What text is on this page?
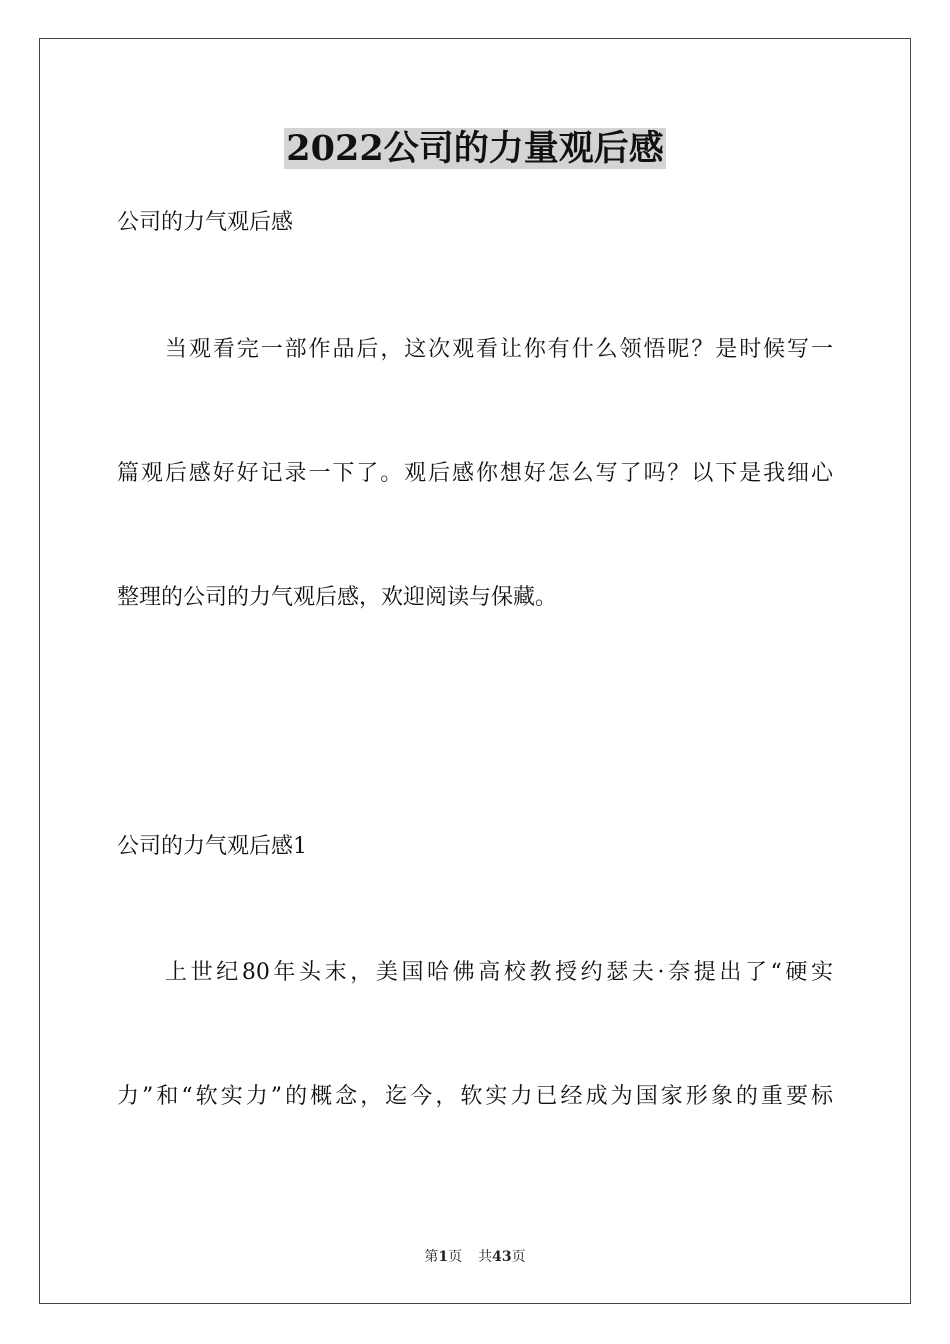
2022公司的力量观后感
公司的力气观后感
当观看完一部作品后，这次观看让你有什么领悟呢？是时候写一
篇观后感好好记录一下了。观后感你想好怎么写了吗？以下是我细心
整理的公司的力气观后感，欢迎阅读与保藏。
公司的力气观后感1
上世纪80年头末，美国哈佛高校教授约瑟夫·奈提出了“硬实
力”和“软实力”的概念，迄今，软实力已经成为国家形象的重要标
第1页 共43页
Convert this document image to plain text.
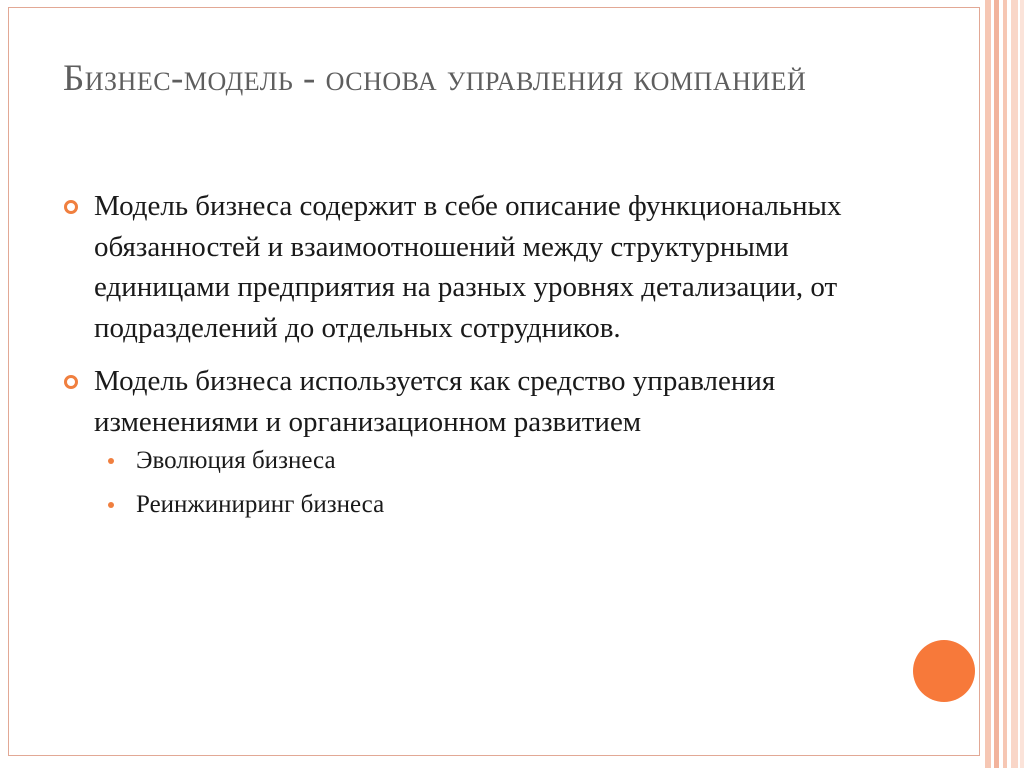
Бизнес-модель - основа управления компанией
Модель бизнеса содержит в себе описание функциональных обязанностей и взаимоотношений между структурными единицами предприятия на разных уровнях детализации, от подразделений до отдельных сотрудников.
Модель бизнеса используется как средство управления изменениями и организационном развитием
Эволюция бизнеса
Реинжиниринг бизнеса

⁂

* Given exercise *
Strip the images and reproduce the remaining records precisely.

* Expected answer *
What text is on this page?
2022公司的力量观后感
公司的力气观后感
当观看完一部作品后，这次观看让你有什么领悟呢？是时候写一
篇观后感好好记录一下了。观后感你想好怎么写了吗？以下是我细心
整理的公司的力气观后感，欢迎阅读与保藏。
公司的力气观后感1
上世纪80年头末，美国哈佛高校教授约瑟夫·奈提出了“硬实
力”和“软实力”的概念，迄今，软实力已经成为国家形象的重要标
第1页 共43页
Convert this document image to plain text.
Бизнес-модель - основа управления компанией
Модель бизнеса содержит в себе описание функциональных обязанностей и взаимоотношений между структурными единицами предприятия на разных уровнях детализации, от подразделений до отдельных сотрудников.
Модель бизнеса используется как средство управления изменениями и организационном развитием
Эволюция бизнеса
Реинжиниринг бизнеса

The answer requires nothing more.